━━ Texte extrait
Après la dissolution de l’ARP mercredi soir, c’est comme si le temps était en suspens. Comment cette mesure a-t-elle pu être appliquée ? Quelles sont les implications de cette décision ? Et à l’avenir, que va-t-il se passer pour le pays ? Même si l’avenir demeure flou, Khaled Debbabi, enseignant chercheur en droit constitutionnel et en Sciences politiques, clarifie quelques points concernant la situation.
Au niveau de l’analyse juridique, il y a un paradoxe entre deux textes de la Constitution. D’une part, l’article 80 indique l’interdiction de la dissolution de l’ARP en ces termes : “Durant toute cette période, l’Assemblée des représentants du peuple est considérée en état de réunion permanente. Dans ce cas, le Président de la République ne peut dissoudre l’Assemblée des représentants du peuple et il ne peut être présenté de motion de censure contre le gouvernement.” D’autre part, le Président a annoncé avoir recours à l’article 72 pour dissoudre l’ARP : “Le Président de la République est le chef de l’Etat, symbole de son unité, il garantit son indépendance et sa continuité et il veille au respect de la Constitution.”
Khaled Debbabi nuance la situation : “Le 25 juillet, il a été procédé au gel des activités de l’ARP, afin d’entraver leur activité. Il s’agissait d’une astuce pour contourner la loi autour de l’interdiction de l’arrêt de l’activité. En théorie, l’activité était gelée et non pas arrêtée, mais dans les faits, il n’y avait plus d’activité. C’est une interprétation pour dissoudre le parlement de facto sans faire de dissolution juridiquement parlant. Il y a eu les mêmes effets qu’un arrêt : les députés ne se réunissaient plus, perdaient leur statut de député et perdaient leurs avantages, suite à cette mesure exceptionnelle”
Par rapport à l’article 72, d’après Debbabi, l’article n’a aucun lien avec la dissolution de l’ARP : “L’article a été évoqué pour servir de fondement à sa décision, en faisant appel au pouvoir d’arbitrage présidentiel. En cas de danger pour la République, le Président a le pouvoir de prendre des mesures exceptionnelles et d’agir en conséquence. Il a été inspiré de l’article 5 de la Constitution française de 1958. Le rapport aux textes de la Constitution n’est pas tranché mais paradoxal”
━━━━
### Énoncé 1
Merci de présenter sous forme de liste JSON de chaînes, une par ligne et sans les lignes vides, les lignes des enregistrements depuis leur début jusqu'à la ligne contenant "- next-button[interactable]: NEXT: [491, 944, 591, 1005]", celle-ci comprise.
L'article sur la dissolution de l'ARP et les enregistrements n'ont aucun lien entre eux.
━━ Données à utiliser
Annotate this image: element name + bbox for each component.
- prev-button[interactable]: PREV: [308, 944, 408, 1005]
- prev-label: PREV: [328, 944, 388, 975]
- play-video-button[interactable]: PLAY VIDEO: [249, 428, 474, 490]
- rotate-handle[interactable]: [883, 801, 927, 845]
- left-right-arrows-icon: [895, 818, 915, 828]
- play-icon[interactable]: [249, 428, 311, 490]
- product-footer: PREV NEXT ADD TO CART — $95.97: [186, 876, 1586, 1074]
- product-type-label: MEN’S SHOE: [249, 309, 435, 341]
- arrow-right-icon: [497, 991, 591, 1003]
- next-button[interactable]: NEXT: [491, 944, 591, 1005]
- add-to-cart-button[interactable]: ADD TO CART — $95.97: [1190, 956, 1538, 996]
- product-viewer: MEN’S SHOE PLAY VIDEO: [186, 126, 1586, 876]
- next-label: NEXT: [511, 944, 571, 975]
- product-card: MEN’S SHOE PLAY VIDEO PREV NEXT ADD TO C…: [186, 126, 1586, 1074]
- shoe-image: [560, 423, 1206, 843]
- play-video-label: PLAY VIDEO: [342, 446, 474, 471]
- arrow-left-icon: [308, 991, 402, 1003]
━━━━
### Énoncé 2
Poursuivez l'article sur la dissolution de l'ARP à partir de l'endroit où il s'arrête.

### Réponse rédigée 1
[
  "Annotate this image: element name + bbox for each component.",
  "- prev-button[interactable]: PREV: [308, 944, 408, 1005]",
  "- prev-label: PREV: [328, 944, 388, 975]",
  "- play-video-button[interactable]: PLAY VIDEO: [249, 428, 474, 490]",
  "- rotate-handle[interactable]: [883, 801, 927, 845]",
  "- left-right-arrows-icon: [895, 818, 915, 828]",
  "- play-icon[interactable]: [249, 428, 311, 490]",
  "- product-footer: PREV NEXT ADD TO CART — $95.97: [186, 876, 1586, 1074]",
  "- product-type-label: MEN’S SHOE: [249, 309, 435, 341]",
  "- arrow-right-icon: [497, 991, 591, 1003]",
  "- next-button[interactable]: NEXT: [491, 944, 591, 1005]"
]

### Réponse rédigée 2
Le décret présidentiel N° 2021-117 du 22 septembre 2021 a changé la donne par rapport à l’article 4 de la Constitution : “L’article 72 se trouve dans le chapitre 4 de la Constitution relatif au pouvoir exécutif. Or, le décret suspend l’application du chapitre 4. En effet, ce décret indique que le préambule de la Constitution, ses premier et deuxième chapitres et toutes les dispositions constitutionnelles qui ne sont pas contraires aux dispositions du présent décret présidentiel, continuent à être appliquées. La Constitution est un texte cohérent, avec une certaine unité. Chaque article ne peut pas être pris à part mais les articles doivent être considérés dans leur ensemble, d’une manière intégrale”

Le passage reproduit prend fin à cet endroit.